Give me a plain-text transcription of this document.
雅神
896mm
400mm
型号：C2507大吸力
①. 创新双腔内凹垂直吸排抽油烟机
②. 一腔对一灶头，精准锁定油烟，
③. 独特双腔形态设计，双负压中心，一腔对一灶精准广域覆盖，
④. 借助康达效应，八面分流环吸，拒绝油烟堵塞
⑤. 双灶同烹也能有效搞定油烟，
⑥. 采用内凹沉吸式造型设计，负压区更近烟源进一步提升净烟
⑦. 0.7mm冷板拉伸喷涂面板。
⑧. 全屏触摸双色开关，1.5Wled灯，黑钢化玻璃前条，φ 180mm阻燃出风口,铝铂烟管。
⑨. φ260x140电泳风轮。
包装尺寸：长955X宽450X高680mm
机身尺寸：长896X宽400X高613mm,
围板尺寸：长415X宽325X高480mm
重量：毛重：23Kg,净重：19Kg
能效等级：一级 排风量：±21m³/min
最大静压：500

* * *

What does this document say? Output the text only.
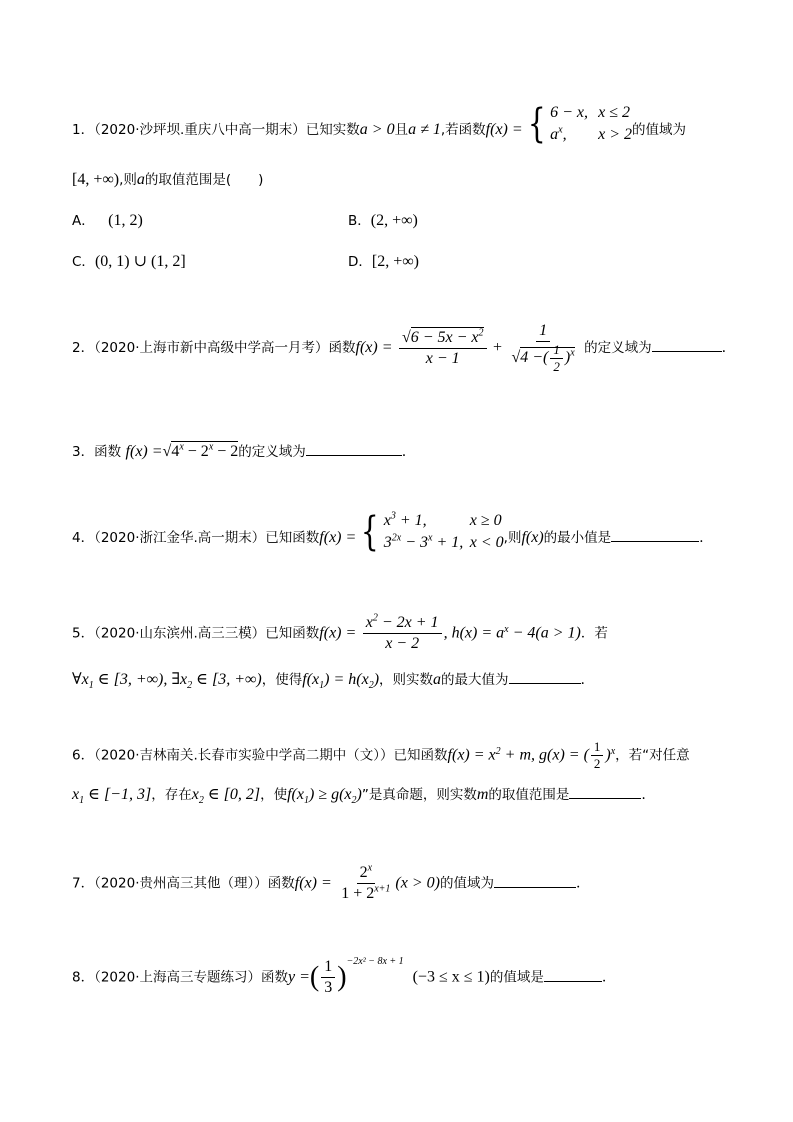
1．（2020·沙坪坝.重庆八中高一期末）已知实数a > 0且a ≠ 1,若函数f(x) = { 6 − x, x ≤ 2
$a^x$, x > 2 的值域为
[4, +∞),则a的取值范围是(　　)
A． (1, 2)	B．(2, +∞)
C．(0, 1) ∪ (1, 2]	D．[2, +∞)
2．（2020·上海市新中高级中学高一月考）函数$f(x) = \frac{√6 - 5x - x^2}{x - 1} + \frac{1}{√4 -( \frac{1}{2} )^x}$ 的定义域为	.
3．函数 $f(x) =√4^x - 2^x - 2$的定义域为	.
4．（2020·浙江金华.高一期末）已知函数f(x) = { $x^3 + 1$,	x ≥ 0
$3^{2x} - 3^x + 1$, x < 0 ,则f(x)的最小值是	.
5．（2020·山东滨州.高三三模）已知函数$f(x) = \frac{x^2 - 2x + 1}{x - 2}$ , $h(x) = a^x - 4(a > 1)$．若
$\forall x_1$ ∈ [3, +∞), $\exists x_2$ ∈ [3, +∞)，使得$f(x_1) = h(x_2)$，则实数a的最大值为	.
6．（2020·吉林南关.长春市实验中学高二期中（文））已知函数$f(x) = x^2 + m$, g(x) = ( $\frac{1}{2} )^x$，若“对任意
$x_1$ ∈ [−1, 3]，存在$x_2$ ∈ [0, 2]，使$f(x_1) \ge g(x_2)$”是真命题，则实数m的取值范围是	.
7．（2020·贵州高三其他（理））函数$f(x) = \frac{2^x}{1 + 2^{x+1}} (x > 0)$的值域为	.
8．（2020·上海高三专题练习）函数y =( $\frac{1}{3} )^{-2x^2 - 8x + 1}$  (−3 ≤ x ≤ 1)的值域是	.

DESCRIPTION OF THE TASK:
State the number of lines in the data that include the string "text", and add nothing else.

TASK ANSWER:
2